● Task inputs:

━━━━━━

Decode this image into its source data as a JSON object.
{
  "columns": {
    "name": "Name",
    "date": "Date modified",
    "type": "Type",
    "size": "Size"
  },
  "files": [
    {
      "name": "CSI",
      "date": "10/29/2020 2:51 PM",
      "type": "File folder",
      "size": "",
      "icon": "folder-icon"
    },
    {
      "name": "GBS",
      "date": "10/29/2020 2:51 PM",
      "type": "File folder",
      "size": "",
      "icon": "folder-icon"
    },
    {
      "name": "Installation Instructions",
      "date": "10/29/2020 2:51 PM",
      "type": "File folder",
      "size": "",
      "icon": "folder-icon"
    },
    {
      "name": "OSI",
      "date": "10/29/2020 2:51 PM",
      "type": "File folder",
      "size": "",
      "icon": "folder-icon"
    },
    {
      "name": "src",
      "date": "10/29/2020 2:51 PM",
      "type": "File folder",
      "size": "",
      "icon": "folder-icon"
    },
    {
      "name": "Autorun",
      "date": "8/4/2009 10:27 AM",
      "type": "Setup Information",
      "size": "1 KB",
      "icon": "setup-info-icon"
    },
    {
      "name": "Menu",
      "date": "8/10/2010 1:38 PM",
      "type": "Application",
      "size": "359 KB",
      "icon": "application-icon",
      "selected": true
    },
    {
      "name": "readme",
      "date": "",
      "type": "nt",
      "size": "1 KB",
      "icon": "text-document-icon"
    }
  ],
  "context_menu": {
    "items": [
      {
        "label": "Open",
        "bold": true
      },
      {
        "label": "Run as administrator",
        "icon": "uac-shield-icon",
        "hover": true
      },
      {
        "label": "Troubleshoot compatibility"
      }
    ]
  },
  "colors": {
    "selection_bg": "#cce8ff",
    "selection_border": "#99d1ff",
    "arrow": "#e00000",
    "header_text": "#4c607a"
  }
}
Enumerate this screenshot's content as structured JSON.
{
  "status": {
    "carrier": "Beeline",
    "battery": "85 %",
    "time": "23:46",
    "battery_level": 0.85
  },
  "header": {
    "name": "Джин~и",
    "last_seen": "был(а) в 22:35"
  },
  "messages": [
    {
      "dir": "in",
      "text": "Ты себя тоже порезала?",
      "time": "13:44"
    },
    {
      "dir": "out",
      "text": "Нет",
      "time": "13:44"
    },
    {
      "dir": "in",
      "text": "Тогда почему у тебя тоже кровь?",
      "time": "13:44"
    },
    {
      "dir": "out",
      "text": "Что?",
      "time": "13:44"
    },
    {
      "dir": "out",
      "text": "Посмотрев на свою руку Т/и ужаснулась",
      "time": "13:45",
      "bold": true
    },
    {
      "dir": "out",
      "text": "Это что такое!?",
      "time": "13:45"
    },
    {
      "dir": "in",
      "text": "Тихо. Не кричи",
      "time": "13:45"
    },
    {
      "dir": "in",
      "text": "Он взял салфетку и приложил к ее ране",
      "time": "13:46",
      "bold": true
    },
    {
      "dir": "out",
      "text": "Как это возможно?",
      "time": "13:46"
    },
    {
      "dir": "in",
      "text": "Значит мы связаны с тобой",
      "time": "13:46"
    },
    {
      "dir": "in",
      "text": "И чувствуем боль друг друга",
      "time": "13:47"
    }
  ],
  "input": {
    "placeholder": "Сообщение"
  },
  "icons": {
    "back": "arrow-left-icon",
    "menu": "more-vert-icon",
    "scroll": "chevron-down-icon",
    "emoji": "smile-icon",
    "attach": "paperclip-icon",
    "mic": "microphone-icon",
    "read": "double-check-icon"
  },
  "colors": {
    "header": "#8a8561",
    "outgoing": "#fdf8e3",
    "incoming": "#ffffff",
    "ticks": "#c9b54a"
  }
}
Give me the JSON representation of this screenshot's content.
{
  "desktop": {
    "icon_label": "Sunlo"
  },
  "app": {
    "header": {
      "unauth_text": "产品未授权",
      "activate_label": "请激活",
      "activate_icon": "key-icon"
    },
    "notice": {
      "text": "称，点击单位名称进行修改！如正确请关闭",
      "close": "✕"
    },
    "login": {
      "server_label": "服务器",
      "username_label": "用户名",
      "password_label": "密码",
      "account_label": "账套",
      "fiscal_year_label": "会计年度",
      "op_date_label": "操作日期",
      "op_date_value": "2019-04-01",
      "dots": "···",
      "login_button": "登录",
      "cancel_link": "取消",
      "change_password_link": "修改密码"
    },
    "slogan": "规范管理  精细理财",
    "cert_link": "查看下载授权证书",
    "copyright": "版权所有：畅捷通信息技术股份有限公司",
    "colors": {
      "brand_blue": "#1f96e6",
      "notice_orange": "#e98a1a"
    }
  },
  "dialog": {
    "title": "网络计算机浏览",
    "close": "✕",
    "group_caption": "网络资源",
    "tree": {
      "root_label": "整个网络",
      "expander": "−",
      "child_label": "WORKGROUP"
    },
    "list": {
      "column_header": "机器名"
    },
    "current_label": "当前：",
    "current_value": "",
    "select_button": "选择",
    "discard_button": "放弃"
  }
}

━━━━━━

● What the exercise asks:
Copy out each record, keeping every word as it is.

● Task solution:
Decode this image into its source data as a JSON object.
{
  "columns": {
    "name": "Name",
    "date": "Date modified",
    "type": "Type",
    "size": "Size"
  },
  "files": [
    {
      "name": "CSI",
      "date": "10/29/2020 2:51 PM",
      "type": "File folder",
      "size": "",
      "icon": "folder-icon"
    },
    {
      "name": "GBS",
      "date": "10/29/2020 2:51 PM",
      "type": "File folder",
      "size": "",
      "icon": "folder-icon"
    },
    {
      "name": "Installation Instructions",
      "date": "10/29/2020 2:51 PM",
      "type": "File folder",
      "size": "",
      "icon": "folder-icon"
    },
    {
      "name": "OSI",
      "date": "10/29/2020 2:51 PM",
      "type": "File folder",
      "size": "",
      "icon": "folder-icon"
    },
    {
      "name": "src",
      "date": "10/29/2020 2:51 PM",
      "type": "File folder",
      "size": "",
      "icon": "folder-icon"
    },
    {
      "name": "Autorun",
      "date": "8/4/2009 10:27 AM",
      "type": "Setup Information",
      "size": "1 KB",
      "icon": "setup-info-icon"
    },
    {
      "name": "Menu",
      "date": "8/10/2010 1:38 PM",
      "type": "Application",
      "size": "359 KB",
      "icon": "application-icon",
      "selected": true
    },
    {
      "name": "readme",
      "date": "",
      "type": "nt",
      "size": "1 KB",
      "icon": "text-document-icon"
    }
  ],
  "context_menu": {
    "items": [
      {
        "label": "Open",
        "bold": true
      },
      {
        "label": "Run as administrator",
        "icon": "uac-shield-icon",
        "hover": true
      },
      {
        "label": "Troubleshoot compatibility"
      }
    ]
  },
  "colors": {
    "selection_bg": "#cce8ff",
    "selection_border": "#99d1ff",
    "arrow": "#e00000",
    "header_text": "#4c607a"
  }
}
Enumerate this screenshot's content as structured JSON.
{
  "status": {
    "carrier": "Beeline",
    "battery": "85 %",
    "time": "23:46",
    "battery_level": 0.85
  },
  "header": {
    "name": "Джин~и",
    "last_seen": "был(а) в 22:35"
  },
  "messages": [
    {
      "dir": "in",
      "text": "Ты себя тоже порезала?",
      "time": "13:44"
    },
    {
      "dir": "out",
      "text": "Нет",
      "time": "13:44"
    },
    {
      "dir": "in",
      "text": "Тогда почему у тебя тоже кровь?",
      "time": "13:44"
    },
    {
      "dir": "out",
      "text": "Что?",
      "time": "13:44"
    },
    {
      "dir": "out",
      "text": "Посмотрев на свою руку Т/и ужаснулась",
      "time": "13:45",
      "bold": true
    },
    {
      "dir": "out",
      "text": "Это что такое!?",
      "time": "13:45"
    },
    {
      "dir": "in",
      "text": "Тихо. Не кричи",
      "time": "13:45"
    },
    {
      "dir": "in",
      "text": "Он взял салфетку и приложил к ее ране",
      "time": "13:46",
      "bold": true
    },
    {
      "dir": "out",
      "text": "Как это возможно?",
      "time": "13:46"
    },
    {
      "dir": "in",
      "text": "Значит мы связаны с тобой",
      "time": "13:46"
    },
    {
      "dir": "in",
      "text": "И чувствуем боль друг друга",
      "time": "13:47"
    }
  ],
  "input": {
    "placeholder": "Сообщение"
  },
  "icons": {
    "back": "arrow-left-icon",
    "menu": "more-vert-icon",
    "scroll": "chevron-down-icon",
    "emoji": "smile-icon",
    "attach": "paperclip-icon",
    "mic": "microphone-icon",
    "read": "double-check-icon"
  },
  "colors": {
    "header": "#8a8561",
    "outgoing": "#fdf8e3",
    "incoming": "#ffffff",
    "ticks": "#c9b54a"
  }
}
Give me the JSON representation of this screenshot's content.
{
  "desktop": {
    "icon_label": "Sunlo"
  },
  "app": {
    "header": {
      "unauth_text": "产品未授权",
      "activate_label": "请激活",
      "activate_icon": "key-icon"
    },
    "notice": {
      "text": "称，点击单位名称进行修改！如正确请关闭",
      "close": "✕"
    },
    "login": {
      "server_label": "服务器",
      "username_label": "用户名",
      "password_label": "密码",
      "account_label": "账套",
      "fiscal_year_label": "会计年度",
      "op_date_label": "操作日期",
      "op_date_value": "2019-04-01",
      "dots": "···",
      "login_button": "登录",
      "cancel_link": "取消",
      "change_password_link": "修改密码"
    },
    "slogan": "规范管理  精细理财",
    "cert_link": "查看下载授权证书",
    "copyright": "版权所有：畅捷通信息技术股份有限公司",
    "colors": {
      "brand_blue": "#1f96e6",
      "notice_orange": "#e98a1a"
    }
  },
  "dialog": {
    "title": "网络计算机浏览",
    "close": "✕",
    "group_caption": "网络资源",
    "tree": {
      "root_label": "整个网络",
      "expander": "−",
      "child_label": "WORKGROUP"
    },
    "list": {
      "column_header": "机器名"
    },
    "current_label": "当前：",
    "current_value": "",
    "select_button": "选择",
    "discard_button": "放弃"
  }
}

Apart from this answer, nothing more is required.